───── Input for this task

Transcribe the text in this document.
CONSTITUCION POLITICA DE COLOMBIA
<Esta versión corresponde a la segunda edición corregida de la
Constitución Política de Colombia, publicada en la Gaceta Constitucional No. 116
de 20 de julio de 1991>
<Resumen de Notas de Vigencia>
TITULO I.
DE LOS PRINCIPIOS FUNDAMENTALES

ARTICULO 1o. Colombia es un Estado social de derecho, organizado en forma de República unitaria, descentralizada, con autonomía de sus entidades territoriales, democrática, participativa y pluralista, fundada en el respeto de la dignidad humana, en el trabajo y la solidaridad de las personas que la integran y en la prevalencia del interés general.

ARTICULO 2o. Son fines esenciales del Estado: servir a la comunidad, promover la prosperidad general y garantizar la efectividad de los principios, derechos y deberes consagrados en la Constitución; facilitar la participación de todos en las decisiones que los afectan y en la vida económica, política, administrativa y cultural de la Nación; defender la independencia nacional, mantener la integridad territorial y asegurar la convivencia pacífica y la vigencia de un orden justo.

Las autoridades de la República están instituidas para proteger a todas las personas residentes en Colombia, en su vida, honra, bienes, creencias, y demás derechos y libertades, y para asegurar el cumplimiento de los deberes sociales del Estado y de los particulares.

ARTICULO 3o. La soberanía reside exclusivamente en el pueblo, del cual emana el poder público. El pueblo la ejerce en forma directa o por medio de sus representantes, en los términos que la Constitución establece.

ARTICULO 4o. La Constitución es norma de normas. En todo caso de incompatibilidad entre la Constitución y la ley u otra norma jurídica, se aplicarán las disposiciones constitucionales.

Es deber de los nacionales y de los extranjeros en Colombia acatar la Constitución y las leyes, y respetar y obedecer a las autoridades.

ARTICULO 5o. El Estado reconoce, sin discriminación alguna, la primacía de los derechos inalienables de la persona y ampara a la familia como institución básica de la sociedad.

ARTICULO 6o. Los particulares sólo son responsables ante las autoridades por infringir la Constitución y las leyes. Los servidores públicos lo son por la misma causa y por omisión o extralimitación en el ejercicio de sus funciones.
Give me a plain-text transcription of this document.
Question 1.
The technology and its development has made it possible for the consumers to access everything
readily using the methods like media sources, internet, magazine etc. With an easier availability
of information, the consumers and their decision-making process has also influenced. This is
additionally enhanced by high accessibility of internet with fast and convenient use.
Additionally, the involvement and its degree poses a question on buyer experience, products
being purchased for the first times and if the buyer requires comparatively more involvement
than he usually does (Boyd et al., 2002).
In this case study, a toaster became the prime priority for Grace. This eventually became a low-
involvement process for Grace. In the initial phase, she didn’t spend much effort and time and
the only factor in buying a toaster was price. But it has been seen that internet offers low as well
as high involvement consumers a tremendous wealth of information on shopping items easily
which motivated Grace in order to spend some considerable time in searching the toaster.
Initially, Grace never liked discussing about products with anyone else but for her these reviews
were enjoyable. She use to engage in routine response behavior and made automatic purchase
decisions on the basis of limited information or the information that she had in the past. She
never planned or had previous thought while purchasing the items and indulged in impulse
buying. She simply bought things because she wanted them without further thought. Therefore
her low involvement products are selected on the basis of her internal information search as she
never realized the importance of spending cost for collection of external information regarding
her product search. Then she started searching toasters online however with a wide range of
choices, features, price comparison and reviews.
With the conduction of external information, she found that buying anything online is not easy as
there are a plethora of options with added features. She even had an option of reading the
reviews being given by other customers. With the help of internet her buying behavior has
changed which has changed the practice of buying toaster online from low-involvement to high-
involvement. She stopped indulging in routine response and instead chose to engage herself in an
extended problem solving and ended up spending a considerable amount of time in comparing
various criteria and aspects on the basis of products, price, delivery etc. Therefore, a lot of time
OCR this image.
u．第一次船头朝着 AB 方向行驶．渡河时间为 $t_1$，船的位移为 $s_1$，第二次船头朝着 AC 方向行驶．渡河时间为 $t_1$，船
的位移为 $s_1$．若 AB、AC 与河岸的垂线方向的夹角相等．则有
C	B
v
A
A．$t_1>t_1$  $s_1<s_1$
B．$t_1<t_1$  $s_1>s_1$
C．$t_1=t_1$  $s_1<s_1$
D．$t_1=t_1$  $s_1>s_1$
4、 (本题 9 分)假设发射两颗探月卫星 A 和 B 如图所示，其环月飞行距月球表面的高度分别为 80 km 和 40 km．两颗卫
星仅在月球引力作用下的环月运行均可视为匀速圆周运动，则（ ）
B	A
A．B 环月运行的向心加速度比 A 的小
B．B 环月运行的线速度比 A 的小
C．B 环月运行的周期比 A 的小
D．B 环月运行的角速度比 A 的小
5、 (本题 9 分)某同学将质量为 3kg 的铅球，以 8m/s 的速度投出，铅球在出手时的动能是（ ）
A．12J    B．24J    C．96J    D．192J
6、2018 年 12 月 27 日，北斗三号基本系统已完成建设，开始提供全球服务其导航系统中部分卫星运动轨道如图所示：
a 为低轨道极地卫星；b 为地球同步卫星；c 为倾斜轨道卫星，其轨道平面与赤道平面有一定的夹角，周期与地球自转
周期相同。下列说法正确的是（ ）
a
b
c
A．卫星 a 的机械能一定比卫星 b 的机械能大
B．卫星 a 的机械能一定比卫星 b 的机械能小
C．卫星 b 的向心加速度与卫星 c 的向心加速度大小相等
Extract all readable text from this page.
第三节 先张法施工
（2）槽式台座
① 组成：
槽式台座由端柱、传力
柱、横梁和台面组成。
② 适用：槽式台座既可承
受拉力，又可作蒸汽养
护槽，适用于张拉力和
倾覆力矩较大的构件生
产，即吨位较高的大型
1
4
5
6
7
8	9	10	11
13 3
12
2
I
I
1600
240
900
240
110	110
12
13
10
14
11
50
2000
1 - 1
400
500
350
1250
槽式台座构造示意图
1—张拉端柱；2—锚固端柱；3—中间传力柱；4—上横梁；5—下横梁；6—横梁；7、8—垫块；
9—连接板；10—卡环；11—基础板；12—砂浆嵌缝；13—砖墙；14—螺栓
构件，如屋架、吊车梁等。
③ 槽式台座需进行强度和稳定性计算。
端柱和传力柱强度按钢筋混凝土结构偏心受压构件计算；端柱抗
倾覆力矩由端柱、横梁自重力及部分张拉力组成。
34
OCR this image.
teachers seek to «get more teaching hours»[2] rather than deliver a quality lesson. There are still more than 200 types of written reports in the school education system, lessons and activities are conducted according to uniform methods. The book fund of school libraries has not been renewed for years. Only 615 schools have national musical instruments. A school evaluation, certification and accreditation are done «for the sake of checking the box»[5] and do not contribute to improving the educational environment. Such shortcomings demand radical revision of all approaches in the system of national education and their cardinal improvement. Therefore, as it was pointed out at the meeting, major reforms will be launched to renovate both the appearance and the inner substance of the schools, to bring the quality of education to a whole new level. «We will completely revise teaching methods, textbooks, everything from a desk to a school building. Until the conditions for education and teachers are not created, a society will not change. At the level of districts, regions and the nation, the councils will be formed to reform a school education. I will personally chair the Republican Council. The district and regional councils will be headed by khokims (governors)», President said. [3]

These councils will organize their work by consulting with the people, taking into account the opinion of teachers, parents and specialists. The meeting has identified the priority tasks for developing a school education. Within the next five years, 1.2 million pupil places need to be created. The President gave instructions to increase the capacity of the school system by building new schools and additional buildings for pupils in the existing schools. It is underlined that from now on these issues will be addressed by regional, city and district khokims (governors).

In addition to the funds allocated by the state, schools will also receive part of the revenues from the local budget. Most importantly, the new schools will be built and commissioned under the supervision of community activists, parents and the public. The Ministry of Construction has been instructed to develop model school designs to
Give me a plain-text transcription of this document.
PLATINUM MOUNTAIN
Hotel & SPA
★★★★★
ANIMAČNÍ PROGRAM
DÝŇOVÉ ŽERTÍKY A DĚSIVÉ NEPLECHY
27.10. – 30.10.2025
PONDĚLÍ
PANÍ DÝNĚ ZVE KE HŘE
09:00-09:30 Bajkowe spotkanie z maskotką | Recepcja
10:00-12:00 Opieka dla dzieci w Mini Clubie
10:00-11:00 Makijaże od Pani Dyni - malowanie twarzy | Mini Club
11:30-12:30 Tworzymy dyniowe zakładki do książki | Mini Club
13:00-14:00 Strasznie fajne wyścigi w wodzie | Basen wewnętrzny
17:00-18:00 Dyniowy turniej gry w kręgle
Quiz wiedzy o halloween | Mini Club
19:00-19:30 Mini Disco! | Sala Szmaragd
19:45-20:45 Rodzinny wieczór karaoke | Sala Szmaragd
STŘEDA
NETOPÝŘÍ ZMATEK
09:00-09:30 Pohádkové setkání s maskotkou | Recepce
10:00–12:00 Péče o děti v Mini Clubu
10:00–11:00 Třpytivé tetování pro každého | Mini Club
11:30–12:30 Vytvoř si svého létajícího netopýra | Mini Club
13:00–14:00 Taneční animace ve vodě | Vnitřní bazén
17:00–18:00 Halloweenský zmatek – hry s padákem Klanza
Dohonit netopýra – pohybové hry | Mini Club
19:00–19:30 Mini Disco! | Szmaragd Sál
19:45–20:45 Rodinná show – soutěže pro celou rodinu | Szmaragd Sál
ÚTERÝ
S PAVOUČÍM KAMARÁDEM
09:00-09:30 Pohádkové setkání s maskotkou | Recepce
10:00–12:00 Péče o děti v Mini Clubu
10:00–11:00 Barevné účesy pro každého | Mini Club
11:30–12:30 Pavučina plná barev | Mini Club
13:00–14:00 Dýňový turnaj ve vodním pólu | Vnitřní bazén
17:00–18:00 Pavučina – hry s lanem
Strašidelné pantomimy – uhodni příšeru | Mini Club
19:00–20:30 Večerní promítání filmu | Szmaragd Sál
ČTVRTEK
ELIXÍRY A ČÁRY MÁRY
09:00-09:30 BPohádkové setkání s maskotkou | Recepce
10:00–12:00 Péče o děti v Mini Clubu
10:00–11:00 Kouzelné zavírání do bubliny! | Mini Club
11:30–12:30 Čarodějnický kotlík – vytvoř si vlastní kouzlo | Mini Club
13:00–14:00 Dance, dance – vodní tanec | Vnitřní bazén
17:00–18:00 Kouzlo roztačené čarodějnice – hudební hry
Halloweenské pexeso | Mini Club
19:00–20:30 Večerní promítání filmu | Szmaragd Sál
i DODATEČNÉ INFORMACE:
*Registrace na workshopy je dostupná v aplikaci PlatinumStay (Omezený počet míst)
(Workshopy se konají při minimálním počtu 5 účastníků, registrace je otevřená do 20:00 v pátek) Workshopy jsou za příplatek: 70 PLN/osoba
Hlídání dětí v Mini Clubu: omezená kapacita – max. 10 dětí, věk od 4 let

──────────

Tally the lines in the listing that hold "general" and report the number alone.

Response to the task:
2